##### SUPPLIED MATERIAL #####
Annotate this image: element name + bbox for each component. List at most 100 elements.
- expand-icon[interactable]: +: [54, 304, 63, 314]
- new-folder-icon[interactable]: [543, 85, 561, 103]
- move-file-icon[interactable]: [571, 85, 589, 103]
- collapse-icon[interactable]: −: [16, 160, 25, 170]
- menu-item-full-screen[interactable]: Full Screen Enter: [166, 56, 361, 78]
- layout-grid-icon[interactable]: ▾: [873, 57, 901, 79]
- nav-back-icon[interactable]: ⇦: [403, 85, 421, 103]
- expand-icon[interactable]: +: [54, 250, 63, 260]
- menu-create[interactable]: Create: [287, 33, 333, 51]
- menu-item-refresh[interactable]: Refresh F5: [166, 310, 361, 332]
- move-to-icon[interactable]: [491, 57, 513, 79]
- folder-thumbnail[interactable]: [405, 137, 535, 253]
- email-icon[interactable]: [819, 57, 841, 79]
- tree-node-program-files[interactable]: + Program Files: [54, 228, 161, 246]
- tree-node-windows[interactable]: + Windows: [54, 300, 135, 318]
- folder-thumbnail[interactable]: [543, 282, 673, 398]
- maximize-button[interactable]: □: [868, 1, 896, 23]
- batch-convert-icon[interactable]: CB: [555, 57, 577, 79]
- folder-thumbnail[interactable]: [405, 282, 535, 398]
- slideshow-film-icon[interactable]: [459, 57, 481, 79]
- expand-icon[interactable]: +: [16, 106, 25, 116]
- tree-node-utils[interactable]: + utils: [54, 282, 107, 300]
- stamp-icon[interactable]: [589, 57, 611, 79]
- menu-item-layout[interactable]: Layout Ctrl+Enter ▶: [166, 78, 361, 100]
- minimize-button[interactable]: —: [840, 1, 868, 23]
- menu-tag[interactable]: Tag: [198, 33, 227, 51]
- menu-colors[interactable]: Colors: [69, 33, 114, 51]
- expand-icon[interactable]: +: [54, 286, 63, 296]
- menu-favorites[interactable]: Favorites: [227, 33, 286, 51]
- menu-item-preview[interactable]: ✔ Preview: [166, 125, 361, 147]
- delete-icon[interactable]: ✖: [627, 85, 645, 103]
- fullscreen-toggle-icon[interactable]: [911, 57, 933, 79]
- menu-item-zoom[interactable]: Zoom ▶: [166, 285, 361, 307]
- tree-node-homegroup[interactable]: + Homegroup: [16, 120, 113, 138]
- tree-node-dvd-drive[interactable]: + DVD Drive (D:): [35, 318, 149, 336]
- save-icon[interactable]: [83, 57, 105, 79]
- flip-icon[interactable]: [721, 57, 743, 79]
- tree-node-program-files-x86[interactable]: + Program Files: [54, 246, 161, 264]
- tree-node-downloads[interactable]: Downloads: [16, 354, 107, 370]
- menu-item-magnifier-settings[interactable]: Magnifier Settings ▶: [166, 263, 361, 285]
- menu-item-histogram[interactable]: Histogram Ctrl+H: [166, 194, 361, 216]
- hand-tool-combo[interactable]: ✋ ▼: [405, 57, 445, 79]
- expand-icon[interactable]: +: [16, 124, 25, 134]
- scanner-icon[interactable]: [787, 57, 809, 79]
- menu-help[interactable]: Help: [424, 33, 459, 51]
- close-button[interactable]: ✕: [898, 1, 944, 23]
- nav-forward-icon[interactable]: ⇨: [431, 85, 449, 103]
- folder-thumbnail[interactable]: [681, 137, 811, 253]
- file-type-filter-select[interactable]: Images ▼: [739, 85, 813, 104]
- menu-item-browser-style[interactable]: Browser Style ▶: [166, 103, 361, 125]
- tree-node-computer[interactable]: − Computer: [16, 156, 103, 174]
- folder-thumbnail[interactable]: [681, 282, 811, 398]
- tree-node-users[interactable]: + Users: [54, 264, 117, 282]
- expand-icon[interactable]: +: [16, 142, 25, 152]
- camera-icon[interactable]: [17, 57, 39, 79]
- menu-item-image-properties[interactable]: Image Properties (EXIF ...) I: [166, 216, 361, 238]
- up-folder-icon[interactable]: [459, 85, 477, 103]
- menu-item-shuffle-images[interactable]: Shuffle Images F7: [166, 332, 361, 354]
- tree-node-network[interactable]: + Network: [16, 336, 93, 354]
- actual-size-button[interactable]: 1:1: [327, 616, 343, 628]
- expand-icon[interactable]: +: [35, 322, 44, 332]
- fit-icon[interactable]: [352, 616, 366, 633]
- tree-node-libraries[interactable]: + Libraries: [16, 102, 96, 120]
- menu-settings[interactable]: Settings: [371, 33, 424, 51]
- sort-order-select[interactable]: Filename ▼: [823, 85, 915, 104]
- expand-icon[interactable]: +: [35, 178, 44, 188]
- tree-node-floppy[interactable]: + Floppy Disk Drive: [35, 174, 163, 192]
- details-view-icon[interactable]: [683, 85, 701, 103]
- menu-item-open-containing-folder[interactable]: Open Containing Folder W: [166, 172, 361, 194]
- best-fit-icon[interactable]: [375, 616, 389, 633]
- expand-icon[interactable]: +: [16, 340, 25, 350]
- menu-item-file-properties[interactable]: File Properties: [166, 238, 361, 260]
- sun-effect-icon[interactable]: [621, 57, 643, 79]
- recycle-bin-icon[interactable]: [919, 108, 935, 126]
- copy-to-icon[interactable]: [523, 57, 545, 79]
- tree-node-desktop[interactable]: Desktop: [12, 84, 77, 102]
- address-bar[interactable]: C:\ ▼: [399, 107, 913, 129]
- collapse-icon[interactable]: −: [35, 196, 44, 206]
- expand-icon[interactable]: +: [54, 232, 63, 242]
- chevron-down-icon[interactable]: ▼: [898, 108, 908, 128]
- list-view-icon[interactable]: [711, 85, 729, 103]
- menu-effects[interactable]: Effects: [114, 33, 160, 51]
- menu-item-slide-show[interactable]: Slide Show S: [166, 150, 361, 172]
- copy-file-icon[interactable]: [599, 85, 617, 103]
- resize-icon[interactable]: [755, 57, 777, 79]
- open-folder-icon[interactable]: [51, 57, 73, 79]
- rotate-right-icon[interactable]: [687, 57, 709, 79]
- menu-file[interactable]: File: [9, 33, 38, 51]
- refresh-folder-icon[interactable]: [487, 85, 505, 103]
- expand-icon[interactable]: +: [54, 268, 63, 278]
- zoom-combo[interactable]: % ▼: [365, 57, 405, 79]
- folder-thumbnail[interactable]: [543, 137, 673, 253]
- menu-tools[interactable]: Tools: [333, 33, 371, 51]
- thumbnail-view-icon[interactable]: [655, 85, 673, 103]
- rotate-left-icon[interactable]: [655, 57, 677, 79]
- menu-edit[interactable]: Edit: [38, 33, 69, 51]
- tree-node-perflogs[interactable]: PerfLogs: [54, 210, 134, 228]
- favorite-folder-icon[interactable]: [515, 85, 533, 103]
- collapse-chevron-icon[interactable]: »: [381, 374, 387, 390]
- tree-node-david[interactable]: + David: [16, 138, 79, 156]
#####
**EXERCISE**. Copy out every line of the material above word for word, with nothing changed, added, or left out.

**WRITTEN RESPONSE**.
Annotate this image: element name + bbox for each component. List at most 100 elements.
- expand-icon[interactable]: +: [54, 304, 63, 314]
- new-folder-icon[interactable]: [543, 85, 561, 103]
- move-file-icon[interactable]: [571, 85, 589, 103]
- collapse-icon[interactable]: −: [16, 160, 25, 170]
- menu-item-full-screen[interactable]: Full Screen Enter: [166, 56, 361, 78]
- layout-grid-icon[interactable]: ▾: [873, 57, 901, 79]
- nav-back-icon[interactable]: ⇦: [403, 85, 421, 103]
- expand-icon[interactable]: +: [54, 250, 63, 260]
- menu-create[interactable]: Create: [287, 33, 333, 51]
- menu-item-refresh[interactable]: Refresh F5: [166, 310, 361, 332]
- move-to-icon[interactable]: [491, 57, 513, 79]
- folder-thumbnail[interactable]: [405, 137, 535, 253]
- email-icon[interactable]: [819, 57, 841, 79]
- tree-node-program-files[interactable]: + Program Files: [54, 228, 161, 246]
- tree-node-windows[interactable]: + Windows: [54, 300, 135, 318]
- folder-thumbnail[interactable]: [543, 282, 673, 398]
- maximize-button[interactable]: □: [868, 1, 896, 23]
- batch-convert-icon[interactable]: CB: [555, 57, 577, 79]
- folder-thumbnail[interactable]: [405, 282, 535, 398]
- slideshow-film-icon[interactable]: [459, 57, 481, 79]
- expand-icon[interactable]: +: [16, 106, 25, 116]
- tree-node-utils[interactable]: + utils: [54, 282, 107, 300]
- stamp-icon[interactable]: [589, 57, 611, 79]
- menu-item-layout[interactable]: Layout Ctrl+Enter ▶: [166, 78, 361, 100]
- minimize-button[interactable]: —: [840, 1, 868, 23]
- menu-tag[interactable]: Tag: [198, 33, 227, 51]
- menu-colors[interactable]: Colors: [69, 33, 114, 51]
- expand-icon[interactable]: +: [54, 286, 63, 296]
- menu-favorites[interactable]: Favorites: [227, 33, 286, 51]
- menu-item-preview[interactable]: ✔ Preview: [166, 125, 361, 147]
- delete-icon[interactable]: ✖: [627, 85, 645, 103]
- fullscreen-toggle-icon[interactable]: [911, 57, 933, 79]
- menu-item-zoom[interactable]: Zoom ▶: [166, 285, 361, 307]
- tree-node-homegroup[interactable]: + Homegroup: [16, 120, 113, 138]
- tree-node-dvd-drive[interactable]: + DVD Drive (D:): [35, 318, 149, 336]
- save-icon[interactable]: [83, 57, 105, 79]
- flip-icon[interactable]: [721, 57, 743, 79]
- tree-node-program-files-x86[interactable]: + Program Files: [54, 246, 161, 264]
- tree-node-downloads[interactable]: Downloads: [16, 354, 107, 370]
- menu-item-magnifier-settings[interactable]: Magnifier Settings ▶: [166, 263, 361, 285]
- menu-item-histogram[interactable]: Histogram Ctrl+H: [166, 194, 361, 216]
- hand-tool-combo[interactable]: ✋ ▼: [405, 57, 445, 79]
- expand-icon[interactable]: +: [16, 124, 25, 134]
- scanner-icon[interactable]: [787, 57, 809, 79]
- menu-help[interactable]: Help: [424, 33, 459, 51]
- close-button[interactable]: ✕: [898, 1, 944, 23]
- nav-forward-icon[interactable]: ⇨: [431, 85, 449, 103]
- folder-thumbnail[interactable]: [681, 137, 811, 253]
- file-type-filter-select[interactable]: Images ▼: [739, 85, 813, 104]
- menu-item-browser-style[interactable]: Browser Style ▶: [166, 103, 361, 125]
- tree-node-computer[interactable]: − Computer: [16, 156, 103, 174]
- folder-thumbnail[interactable]: [681, 282, 811, 398]
- tree-node-users[interactable]: + Users: [54, 264, 117, 282]
- expand-icon[interactable]: +: [16, 142, 25, 152]
- camera-icon[interactable]: [17, 57, 39, 79]
- menu-item-image-properties[interactable]: Image Properties (EXIF ...) I: [166, 216, 361, 238]
- up-folder-icon[interactable]: [459, 85, 477, 103]
- menu-item-shuffle-images[interactable]: Shuffle Images F7: [166, 332, 361, 354]
- tree-node-network[interactable]: + Network: [16, 336, 93, 354]
- actual-size-button[interactable]: 1:1: [327, 616, 343, 628]
- expand-icon[interactable]: +: [35, 322, 44, 332]
- fit-icon[interactable]: [352, 616, 366, 633]
- tree-node-libraries[interactable]: + Libraries: [16, 102, 96, 120]
- menu-settings[interactable]: Settings: [371, 33, 424, 51]
- sort-order-select[interactable]: Filename ▼: [823, 85, 915, 104]
- expand-icon[interactable]: +: [35, 178, 44, 188]
- tree-node-floppy[interactable]: + Floppy Disk Drive: [35, 174, 163, 192]
- details-view-icon[interactable]: [683, 85, 701, 103]
- menu-item-open-containing-folder[interactable]: Open Containing Folder W: [166, 172, 361, 194]
- best-fit-icon[interactable]: [375, 616, 389, 633]
- expand-icon[interactable]: +: [16, 340, 25, 350]
- menu-item-file-properties[interactable]: File Properties: [166, 238, 361, 260]
- sun-effect-icon[interactable]: [621, 57, 643, 79]
- recycle-bin-icon[interactable]: [919, 108, 935, 126]
- copy-to-icon[interactable]: [523, 57, 545, 79]
- tree-node-desktop[interactable]: Desktop: [12, 84, 77, 102]
- address-bar[interactable]: C:\ ▼: [399, 107, 913, 129]
- collapse-icon[interactable]: −: [35, 196, 44, 206]
- expand-icon[interactable]: +: [54, 232, 63, 242]
- chevron-down-icon[interactable]: ▼: [898, 108, 908, 128]
- list-view-icon[interactable]: [711, 85, 729, 103]
- menu-effects[interactable]: Effects: [114, 33, 160, 51]
- menu-item-slide-show[interactable]: Slide Show S: [166, 150, 361, 172]
- copy-file-icon[interactable]: [599, 85, 617, 103]
- resize-icon[interactable]: [755, 57, 777, 79]
- open-folder-icon[interactable]: [51, 57, 73, 79]
- rotate-right-icon[interactable]: [687, 57, 709, 79]
- menu-file[interactable]: File: [9, 33, 38, 51]
- refresh-folder-icon[interactable]: [487, 85, 505, 103]
- expand-icon[interactable]: +: [54, 268, 63, 278]
- zoom-combo[interactable]: % ▼: [365, 57, 405, 79]
- folder-thumbnail[interactable]: [543, 137, 673, 253]
- menu-tools[interactable]: Tools: [333, 33, 371, 51]
- thumbnail-view-icon[interactable]: [655, 85, 673, 103]
- rotate-left-icon[interactable]: [655, 57, 677, 79]
- menu-edit[interactable]: Edit: [38, 33, 69, 51]
- tree-node-perflogs[interactable]: PerfLogs: [54, 210, 134, 228]
- favorite-folder-icon[interactable]: [515, 85, 533, 103]
- collapse-chevron-icon[interactable]: »: [381, 374, 387, 390]
- tree-node-david[interactable]: + David: [16, 138, 79, 156]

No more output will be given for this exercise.